*Your task*
Find the lines holding the string "который" in the data, then copy all of them.

##### Data supplied

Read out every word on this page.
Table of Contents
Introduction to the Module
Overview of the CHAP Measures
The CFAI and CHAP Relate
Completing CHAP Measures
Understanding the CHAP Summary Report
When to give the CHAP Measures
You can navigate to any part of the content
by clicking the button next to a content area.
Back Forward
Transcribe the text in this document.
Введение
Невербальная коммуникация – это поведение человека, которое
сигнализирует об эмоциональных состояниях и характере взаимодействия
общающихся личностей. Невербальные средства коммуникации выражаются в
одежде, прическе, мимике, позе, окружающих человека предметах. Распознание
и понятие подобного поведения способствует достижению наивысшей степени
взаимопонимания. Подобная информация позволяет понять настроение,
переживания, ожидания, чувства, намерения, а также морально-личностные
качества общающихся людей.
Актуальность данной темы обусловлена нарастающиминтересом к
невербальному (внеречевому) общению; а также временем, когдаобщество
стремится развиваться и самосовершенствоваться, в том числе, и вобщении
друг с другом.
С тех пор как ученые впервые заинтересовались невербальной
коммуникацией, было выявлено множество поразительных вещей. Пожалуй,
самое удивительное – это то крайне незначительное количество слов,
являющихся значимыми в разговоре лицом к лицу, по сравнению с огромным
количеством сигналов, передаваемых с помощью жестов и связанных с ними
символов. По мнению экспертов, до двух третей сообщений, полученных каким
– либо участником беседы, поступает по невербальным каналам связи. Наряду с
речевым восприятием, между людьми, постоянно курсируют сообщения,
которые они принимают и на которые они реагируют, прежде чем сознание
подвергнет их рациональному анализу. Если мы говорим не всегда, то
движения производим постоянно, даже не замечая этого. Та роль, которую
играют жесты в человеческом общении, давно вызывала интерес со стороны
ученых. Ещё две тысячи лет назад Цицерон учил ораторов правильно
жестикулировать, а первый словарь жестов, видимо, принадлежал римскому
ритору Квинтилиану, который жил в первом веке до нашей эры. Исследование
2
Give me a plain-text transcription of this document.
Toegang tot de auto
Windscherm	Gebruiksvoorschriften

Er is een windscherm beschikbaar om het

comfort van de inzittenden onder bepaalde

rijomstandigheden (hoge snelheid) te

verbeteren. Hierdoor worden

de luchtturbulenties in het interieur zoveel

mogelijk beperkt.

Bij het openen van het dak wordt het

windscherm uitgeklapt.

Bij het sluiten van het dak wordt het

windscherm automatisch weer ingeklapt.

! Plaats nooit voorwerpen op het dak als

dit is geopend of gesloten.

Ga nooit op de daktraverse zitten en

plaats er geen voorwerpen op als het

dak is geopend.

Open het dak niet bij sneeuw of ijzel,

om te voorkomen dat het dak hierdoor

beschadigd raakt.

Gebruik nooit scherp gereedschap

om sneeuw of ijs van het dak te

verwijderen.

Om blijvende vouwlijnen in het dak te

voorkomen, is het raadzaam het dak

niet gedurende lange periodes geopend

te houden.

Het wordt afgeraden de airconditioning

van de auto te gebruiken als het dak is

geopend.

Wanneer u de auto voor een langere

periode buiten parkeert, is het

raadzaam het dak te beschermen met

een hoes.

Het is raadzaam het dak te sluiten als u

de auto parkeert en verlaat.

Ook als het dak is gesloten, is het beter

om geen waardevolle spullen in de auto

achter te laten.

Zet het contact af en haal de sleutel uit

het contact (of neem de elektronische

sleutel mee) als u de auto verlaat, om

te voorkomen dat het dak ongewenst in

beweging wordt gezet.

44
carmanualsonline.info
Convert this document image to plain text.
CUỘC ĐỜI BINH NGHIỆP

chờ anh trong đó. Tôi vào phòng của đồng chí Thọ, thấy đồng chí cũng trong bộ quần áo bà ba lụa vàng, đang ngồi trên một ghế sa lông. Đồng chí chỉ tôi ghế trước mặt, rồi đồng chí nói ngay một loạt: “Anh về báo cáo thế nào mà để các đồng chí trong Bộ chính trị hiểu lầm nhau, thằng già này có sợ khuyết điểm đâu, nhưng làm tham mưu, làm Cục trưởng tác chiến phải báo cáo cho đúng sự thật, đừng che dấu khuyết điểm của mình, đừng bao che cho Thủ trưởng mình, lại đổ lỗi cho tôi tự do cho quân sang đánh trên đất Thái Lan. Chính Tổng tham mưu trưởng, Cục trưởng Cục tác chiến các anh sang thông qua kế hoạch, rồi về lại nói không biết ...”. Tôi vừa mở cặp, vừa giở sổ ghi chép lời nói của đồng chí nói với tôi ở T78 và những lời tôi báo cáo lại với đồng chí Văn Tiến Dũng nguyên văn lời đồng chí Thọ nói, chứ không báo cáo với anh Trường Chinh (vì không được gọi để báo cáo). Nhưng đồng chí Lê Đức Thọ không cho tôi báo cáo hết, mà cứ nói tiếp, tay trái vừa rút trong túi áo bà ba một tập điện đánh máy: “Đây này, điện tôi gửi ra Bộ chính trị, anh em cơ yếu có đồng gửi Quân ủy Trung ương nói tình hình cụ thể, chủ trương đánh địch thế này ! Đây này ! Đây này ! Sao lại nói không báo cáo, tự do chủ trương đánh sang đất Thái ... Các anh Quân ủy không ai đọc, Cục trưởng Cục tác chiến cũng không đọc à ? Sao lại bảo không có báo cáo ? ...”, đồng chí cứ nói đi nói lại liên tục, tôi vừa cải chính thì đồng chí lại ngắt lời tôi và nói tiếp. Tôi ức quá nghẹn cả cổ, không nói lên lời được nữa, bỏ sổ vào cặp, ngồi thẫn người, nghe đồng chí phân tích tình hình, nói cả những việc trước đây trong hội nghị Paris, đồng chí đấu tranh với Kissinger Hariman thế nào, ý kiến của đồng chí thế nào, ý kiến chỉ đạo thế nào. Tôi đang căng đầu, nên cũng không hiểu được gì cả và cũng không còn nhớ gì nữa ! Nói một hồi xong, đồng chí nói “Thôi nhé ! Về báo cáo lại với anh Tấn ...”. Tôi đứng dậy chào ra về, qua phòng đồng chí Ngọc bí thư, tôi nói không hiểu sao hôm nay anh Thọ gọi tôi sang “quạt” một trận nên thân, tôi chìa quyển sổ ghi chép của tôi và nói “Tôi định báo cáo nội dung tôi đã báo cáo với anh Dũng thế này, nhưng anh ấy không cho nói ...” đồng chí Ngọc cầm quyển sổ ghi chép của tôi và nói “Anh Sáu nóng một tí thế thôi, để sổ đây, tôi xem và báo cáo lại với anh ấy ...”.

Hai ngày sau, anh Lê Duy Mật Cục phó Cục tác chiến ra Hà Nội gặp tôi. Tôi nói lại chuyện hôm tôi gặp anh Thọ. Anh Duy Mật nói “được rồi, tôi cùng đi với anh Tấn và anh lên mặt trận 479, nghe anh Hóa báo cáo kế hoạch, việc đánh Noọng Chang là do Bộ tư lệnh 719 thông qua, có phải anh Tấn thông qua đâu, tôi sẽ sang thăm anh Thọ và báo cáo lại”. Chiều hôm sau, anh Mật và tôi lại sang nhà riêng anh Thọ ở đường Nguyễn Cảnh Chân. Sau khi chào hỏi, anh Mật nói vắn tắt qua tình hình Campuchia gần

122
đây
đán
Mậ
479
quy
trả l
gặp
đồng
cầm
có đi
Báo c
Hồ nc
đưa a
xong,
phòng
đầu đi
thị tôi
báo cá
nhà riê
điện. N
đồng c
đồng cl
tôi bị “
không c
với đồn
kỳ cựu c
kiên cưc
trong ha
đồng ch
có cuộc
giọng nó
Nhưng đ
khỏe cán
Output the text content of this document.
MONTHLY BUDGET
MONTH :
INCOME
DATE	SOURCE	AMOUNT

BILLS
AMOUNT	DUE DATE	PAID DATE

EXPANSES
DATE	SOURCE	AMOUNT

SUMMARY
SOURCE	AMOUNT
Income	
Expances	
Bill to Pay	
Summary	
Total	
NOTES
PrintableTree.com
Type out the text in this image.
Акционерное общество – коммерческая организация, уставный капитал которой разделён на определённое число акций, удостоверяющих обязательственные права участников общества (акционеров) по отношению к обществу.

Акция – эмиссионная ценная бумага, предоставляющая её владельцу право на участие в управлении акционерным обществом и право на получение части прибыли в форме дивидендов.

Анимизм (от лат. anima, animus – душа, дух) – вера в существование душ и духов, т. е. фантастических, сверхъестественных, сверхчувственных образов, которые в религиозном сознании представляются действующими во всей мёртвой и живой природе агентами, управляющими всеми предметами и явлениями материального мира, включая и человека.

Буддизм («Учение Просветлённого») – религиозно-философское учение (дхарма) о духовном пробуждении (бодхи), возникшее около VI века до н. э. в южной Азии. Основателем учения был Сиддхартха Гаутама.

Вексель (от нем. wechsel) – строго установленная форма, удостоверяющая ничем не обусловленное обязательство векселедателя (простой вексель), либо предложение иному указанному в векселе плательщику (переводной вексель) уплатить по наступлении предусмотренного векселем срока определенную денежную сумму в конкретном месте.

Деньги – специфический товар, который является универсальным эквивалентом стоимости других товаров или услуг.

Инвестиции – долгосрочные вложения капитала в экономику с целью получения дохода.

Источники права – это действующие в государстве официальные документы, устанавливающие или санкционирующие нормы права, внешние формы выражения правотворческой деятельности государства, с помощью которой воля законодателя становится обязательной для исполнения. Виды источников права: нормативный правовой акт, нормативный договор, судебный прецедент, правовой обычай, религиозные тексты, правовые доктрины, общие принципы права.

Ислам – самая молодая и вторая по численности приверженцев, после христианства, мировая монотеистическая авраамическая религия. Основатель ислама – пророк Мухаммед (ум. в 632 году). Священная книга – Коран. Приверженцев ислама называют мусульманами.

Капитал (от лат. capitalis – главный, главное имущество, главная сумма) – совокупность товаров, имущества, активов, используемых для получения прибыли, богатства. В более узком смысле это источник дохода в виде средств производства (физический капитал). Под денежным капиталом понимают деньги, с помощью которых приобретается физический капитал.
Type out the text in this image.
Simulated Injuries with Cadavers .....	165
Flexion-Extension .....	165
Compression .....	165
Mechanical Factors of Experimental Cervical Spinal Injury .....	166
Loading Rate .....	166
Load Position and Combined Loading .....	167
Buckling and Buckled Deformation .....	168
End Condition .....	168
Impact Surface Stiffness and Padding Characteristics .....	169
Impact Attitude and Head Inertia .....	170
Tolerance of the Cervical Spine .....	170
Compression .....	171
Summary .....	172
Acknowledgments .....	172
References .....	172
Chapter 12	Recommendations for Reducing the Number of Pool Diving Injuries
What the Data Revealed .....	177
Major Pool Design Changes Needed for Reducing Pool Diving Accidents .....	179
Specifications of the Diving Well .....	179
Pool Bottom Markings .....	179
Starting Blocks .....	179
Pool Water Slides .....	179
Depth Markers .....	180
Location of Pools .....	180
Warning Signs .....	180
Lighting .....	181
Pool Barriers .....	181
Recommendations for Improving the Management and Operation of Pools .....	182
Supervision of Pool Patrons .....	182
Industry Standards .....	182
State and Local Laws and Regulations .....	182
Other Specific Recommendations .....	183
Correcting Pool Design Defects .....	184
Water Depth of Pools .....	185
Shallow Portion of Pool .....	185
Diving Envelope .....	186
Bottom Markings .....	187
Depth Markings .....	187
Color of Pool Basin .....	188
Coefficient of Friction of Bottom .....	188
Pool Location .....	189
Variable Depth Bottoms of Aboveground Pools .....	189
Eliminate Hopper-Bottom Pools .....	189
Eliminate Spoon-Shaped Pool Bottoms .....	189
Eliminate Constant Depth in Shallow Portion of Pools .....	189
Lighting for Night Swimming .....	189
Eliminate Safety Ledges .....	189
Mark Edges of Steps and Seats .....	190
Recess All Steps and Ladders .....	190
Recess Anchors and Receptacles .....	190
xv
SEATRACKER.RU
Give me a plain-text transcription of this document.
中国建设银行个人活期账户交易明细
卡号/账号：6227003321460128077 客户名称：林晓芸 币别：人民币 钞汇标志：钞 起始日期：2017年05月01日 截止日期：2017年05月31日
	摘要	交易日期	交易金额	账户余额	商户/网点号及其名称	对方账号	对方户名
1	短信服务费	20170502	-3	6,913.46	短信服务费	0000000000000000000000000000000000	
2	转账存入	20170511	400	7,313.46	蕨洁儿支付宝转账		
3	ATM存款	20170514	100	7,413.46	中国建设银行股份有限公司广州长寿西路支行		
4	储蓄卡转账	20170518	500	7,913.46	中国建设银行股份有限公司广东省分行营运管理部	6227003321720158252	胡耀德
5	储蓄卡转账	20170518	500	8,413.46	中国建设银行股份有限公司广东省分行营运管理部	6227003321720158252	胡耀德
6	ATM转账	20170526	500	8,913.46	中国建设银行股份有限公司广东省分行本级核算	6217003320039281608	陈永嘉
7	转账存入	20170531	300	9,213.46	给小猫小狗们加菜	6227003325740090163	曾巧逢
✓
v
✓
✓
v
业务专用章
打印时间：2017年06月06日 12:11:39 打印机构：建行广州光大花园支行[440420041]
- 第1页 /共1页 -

##########

*Exercise answer*
ритору Квинтилиану, который жил в первом веке до нашей эры. Исследование
Деньги – специфический товар, который является универсальным эквивалентом стоимости других товаров или услуг.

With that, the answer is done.